# WHAT YOU HAVE TO DO:
Copy each line of the entries beneath that contains the word "sonido".

# GIVEN INFORMATION:

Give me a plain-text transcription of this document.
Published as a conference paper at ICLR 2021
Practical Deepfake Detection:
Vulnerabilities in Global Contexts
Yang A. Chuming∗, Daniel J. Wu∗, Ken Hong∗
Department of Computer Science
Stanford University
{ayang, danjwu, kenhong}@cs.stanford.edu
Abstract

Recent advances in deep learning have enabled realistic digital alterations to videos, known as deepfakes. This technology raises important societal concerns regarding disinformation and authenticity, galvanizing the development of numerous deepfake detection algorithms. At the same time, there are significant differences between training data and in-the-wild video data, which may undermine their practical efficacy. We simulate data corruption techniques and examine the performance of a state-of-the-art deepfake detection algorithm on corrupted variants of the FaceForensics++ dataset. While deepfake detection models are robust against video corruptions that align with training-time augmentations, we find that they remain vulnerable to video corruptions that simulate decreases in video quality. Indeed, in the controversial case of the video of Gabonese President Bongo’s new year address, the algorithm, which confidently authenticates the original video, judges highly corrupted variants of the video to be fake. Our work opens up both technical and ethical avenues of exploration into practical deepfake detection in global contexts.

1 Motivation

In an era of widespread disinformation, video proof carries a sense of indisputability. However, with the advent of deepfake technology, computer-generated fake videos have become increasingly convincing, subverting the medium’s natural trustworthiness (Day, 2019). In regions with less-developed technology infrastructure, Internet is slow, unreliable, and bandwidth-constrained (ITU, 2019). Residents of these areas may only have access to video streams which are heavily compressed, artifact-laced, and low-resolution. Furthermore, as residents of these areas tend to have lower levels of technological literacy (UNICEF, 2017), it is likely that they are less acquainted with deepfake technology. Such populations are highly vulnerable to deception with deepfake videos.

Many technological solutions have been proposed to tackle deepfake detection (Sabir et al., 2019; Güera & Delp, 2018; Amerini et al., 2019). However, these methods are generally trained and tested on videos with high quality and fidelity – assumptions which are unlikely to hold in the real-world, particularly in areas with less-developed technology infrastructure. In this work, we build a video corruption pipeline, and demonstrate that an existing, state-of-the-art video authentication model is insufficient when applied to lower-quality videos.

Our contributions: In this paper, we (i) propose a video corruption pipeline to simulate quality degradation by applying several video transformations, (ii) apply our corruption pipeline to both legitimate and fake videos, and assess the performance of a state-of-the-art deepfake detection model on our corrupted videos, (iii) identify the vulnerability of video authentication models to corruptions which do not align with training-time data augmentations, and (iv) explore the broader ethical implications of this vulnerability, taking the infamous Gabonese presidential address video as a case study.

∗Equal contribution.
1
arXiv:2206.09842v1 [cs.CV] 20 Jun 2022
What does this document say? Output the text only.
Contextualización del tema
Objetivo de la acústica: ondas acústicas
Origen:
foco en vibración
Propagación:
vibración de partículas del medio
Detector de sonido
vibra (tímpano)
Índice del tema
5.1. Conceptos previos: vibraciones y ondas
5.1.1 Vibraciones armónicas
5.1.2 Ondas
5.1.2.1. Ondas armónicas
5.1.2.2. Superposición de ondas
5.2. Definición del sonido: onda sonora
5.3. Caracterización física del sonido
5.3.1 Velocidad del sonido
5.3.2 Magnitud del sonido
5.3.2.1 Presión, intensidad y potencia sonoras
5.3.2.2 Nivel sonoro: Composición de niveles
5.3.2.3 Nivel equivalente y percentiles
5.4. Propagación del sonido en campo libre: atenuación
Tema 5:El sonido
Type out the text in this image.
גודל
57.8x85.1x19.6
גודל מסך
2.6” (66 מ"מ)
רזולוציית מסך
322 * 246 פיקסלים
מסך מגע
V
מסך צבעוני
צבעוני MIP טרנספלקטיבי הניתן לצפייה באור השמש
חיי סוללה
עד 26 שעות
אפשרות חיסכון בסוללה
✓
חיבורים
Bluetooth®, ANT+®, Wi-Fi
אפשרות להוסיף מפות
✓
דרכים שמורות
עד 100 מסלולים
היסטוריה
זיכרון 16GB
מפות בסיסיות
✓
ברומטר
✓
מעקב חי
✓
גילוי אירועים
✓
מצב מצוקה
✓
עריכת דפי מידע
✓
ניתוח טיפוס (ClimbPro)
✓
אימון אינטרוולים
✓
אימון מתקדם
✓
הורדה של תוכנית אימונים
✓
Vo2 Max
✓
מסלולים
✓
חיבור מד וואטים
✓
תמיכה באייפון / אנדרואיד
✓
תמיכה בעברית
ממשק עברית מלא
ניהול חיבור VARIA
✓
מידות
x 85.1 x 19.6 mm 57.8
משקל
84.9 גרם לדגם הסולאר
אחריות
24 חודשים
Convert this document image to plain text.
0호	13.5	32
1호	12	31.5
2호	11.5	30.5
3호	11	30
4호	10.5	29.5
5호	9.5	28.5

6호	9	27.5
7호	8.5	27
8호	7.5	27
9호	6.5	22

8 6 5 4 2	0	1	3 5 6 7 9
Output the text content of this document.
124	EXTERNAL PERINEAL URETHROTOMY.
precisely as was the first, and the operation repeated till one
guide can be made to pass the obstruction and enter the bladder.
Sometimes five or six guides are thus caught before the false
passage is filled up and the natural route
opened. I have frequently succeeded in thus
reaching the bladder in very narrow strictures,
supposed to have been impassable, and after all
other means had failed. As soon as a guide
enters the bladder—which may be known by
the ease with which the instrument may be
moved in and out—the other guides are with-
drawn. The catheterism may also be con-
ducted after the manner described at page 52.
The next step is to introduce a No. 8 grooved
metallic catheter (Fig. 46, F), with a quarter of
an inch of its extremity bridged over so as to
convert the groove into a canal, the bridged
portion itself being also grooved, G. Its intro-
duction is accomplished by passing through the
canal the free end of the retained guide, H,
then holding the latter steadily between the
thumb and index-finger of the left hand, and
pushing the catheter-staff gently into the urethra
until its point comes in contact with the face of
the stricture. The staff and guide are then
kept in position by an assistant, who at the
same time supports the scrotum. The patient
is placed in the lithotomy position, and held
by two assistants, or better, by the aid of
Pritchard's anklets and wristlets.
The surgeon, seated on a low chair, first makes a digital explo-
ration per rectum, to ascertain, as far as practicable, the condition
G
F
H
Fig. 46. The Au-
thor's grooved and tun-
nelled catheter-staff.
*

# RESULT FOR THIS TASK:
Detector de sonido
5.2. Definición del sonido: onda sonora
5.3. Caracterización física del sonido
5.3.1 Velocidad del sonido
5.3.2 Magnitud del sonido
5.4. Propagación del sonido en campo libre: atenuación
Tema 5:El sonido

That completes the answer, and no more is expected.